### Input data
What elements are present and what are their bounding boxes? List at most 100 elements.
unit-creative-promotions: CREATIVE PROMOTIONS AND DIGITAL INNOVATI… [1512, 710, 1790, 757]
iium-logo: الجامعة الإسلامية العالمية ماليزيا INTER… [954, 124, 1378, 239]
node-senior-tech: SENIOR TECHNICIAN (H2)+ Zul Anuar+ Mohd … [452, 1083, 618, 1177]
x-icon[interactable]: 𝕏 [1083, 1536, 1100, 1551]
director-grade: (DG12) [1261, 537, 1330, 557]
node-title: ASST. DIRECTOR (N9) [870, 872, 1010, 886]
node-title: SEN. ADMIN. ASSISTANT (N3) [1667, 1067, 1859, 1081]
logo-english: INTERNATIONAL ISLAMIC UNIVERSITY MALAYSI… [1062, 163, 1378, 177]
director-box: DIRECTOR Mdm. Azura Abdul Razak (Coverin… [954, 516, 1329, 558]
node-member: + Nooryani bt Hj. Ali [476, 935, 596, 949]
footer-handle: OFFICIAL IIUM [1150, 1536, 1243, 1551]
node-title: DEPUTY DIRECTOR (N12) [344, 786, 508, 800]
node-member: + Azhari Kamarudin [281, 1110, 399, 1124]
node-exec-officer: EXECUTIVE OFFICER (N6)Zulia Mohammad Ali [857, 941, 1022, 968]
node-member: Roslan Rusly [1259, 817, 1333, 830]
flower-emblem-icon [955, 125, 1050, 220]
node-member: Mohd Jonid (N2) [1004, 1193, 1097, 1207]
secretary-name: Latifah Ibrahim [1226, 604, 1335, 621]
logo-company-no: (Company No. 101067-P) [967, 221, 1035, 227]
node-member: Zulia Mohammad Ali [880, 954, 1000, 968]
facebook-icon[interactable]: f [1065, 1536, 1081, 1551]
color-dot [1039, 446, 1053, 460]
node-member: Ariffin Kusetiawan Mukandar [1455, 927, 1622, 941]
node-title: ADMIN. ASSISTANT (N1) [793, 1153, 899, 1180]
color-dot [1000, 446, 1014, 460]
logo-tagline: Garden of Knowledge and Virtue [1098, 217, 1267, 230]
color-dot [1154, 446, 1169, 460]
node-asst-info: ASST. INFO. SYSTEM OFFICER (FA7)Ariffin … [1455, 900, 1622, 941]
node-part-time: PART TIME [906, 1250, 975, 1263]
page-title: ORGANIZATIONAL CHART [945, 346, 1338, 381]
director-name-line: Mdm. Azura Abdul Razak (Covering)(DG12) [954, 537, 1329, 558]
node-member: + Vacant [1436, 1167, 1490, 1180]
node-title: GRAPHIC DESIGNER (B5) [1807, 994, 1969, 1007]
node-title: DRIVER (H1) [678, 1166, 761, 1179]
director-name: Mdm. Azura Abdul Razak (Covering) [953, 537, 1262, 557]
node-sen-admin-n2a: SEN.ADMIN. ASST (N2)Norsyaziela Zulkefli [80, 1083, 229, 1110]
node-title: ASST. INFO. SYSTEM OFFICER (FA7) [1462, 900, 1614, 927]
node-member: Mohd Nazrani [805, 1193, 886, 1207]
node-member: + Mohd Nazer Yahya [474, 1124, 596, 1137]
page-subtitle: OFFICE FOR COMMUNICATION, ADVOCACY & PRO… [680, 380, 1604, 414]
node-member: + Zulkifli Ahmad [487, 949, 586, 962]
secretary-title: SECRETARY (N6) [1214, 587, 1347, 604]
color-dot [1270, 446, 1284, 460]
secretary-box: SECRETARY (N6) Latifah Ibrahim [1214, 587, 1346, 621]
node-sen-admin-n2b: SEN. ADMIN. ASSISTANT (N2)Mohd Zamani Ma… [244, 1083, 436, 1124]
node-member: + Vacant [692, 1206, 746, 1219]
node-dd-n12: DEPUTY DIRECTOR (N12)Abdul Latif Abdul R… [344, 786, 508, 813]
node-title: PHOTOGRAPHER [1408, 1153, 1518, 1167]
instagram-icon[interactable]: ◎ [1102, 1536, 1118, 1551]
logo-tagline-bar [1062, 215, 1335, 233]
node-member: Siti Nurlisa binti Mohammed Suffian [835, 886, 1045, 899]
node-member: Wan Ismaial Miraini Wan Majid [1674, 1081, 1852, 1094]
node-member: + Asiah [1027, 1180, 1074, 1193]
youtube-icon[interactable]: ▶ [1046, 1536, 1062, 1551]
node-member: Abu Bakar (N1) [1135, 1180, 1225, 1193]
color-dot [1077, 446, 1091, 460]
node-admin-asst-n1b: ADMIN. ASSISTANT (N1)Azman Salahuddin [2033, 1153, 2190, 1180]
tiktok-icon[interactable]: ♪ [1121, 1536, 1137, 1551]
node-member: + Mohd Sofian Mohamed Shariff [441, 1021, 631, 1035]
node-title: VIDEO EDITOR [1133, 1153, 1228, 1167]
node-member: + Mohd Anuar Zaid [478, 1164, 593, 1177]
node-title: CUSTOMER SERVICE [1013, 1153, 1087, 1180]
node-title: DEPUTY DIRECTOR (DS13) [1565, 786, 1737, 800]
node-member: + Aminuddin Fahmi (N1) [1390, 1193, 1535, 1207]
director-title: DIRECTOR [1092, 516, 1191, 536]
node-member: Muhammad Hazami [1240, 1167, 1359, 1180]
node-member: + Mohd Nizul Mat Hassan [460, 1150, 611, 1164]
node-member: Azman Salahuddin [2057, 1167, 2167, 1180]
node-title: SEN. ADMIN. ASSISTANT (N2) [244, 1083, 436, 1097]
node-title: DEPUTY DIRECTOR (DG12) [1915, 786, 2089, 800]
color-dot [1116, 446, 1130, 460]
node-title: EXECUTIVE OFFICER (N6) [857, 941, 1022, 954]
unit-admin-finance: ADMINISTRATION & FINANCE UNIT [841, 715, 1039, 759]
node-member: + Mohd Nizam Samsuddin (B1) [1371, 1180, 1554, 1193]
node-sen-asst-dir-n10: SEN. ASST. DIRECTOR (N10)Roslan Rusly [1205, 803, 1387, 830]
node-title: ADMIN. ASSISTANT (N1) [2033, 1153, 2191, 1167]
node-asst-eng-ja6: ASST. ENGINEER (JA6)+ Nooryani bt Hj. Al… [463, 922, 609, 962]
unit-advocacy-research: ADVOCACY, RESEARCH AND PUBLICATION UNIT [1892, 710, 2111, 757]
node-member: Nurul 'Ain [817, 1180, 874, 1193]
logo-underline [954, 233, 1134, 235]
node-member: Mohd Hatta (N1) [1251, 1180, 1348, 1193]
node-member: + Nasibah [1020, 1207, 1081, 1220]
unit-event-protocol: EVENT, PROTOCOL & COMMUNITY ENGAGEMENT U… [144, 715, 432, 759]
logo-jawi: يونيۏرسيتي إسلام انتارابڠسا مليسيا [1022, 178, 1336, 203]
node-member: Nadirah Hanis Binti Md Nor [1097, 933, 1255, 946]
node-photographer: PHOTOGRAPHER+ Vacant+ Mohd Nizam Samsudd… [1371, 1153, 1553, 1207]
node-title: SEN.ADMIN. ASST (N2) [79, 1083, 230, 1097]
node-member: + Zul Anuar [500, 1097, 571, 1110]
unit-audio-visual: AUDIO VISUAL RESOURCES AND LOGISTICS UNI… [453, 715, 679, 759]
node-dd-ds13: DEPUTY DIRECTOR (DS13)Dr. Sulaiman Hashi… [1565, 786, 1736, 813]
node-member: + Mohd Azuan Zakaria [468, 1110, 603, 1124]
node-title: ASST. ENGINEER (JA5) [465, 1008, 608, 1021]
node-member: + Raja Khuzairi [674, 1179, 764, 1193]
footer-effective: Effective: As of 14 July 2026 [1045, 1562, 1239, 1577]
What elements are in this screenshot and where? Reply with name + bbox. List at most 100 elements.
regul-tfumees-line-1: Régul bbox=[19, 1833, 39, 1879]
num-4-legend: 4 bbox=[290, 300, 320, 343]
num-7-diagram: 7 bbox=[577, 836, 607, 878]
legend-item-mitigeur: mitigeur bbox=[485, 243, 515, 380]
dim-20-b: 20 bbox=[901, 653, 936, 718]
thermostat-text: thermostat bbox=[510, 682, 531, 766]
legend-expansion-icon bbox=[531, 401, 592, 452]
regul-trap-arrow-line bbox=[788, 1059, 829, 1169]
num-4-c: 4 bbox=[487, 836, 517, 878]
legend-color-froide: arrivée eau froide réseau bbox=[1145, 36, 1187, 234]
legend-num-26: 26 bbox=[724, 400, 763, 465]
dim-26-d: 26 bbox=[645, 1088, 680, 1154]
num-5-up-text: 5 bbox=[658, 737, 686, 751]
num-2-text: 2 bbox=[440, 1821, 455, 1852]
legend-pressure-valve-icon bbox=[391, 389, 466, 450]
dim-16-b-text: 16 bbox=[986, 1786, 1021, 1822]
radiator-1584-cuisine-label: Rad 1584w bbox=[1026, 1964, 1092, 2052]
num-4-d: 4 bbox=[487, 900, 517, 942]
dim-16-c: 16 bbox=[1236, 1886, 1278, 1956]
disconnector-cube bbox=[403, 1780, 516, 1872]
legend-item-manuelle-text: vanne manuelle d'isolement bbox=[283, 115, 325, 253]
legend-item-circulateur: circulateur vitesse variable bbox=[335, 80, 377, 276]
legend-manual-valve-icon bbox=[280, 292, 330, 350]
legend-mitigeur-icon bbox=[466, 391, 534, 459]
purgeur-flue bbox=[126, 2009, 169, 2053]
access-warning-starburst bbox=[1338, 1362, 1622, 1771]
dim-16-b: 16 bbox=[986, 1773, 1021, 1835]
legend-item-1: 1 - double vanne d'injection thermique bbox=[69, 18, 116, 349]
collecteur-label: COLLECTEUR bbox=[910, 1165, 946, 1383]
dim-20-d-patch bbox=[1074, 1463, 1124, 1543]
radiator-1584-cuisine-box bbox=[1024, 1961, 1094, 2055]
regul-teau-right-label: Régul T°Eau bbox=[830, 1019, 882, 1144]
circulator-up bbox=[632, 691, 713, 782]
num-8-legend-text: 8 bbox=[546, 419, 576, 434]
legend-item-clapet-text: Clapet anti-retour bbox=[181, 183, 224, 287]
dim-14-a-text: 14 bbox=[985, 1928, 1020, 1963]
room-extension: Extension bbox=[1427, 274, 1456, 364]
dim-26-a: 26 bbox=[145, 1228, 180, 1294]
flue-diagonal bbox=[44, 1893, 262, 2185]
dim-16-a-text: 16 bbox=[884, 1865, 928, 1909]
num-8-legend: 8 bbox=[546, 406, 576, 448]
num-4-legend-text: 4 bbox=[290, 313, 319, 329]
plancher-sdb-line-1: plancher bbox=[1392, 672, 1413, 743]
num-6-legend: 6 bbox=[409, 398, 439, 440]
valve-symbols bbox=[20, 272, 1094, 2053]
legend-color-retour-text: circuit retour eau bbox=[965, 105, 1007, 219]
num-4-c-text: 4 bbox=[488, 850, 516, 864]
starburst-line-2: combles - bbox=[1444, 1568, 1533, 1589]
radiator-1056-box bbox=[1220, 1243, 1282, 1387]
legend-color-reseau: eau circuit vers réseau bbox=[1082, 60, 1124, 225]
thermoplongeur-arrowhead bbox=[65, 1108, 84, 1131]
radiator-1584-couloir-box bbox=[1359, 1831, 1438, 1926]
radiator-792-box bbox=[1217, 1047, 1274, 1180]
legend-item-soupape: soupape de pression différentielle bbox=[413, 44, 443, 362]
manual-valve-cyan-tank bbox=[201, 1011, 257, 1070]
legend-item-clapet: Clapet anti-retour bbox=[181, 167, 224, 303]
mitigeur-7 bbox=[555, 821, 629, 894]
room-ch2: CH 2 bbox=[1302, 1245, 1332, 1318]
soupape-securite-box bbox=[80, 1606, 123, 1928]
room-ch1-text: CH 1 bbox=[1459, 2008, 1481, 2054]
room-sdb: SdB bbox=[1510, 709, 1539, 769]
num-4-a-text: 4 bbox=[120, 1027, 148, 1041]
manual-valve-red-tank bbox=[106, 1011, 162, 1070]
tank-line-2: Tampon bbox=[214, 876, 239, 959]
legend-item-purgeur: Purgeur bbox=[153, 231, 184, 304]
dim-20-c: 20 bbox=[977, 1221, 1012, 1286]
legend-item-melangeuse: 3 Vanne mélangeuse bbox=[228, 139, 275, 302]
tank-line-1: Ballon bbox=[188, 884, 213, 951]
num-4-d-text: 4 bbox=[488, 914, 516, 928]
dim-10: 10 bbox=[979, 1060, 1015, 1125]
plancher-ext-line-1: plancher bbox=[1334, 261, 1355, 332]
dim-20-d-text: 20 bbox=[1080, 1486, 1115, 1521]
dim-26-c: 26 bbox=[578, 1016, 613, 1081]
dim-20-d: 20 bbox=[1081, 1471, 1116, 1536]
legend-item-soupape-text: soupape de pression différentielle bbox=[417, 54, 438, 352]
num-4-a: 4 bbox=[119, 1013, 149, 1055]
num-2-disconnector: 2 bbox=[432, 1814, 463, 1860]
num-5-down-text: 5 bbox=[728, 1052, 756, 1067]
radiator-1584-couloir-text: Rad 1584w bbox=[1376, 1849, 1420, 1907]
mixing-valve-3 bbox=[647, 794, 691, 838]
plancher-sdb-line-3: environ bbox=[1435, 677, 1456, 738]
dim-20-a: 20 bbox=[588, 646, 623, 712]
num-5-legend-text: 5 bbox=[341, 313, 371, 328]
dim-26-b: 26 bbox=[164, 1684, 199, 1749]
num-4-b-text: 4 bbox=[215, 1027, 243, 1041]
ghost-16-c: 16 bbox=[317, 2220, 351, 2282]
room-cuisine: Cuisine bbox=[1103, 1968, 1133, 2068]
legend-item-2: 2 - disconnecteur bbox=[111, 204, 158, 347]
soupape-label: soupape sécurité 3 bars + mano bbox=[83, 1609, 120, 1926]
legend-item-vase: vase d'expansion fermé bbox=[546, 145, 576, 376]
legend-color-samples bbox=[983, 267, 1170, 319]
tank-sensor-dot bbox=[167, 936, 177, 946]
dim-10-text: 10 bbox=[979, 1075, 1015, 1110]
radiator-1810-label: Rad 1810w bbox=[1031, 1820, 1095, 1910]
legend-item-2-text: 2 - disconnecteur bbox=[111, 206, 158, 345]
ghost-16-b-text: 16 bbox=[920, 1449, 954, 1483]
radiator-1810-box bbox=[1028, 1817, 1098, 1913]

### What needs to be done
Transcribe the records word for word, starting at the first line and ending at the line that contains "iium-logo: الجامعة الإسلامية".

### The reply
What elements are present and what are their bounding boxes? List at most 100 elements.
unit-creative-promotions: CREATIVE PROMOTIONS AND DIGITAL INNOVATI… [1512, 710, 1790, 757]
iium-logo: الجامعة الإسلامية العالمية ماليزيا INTER… [954, 124, 1378, 239]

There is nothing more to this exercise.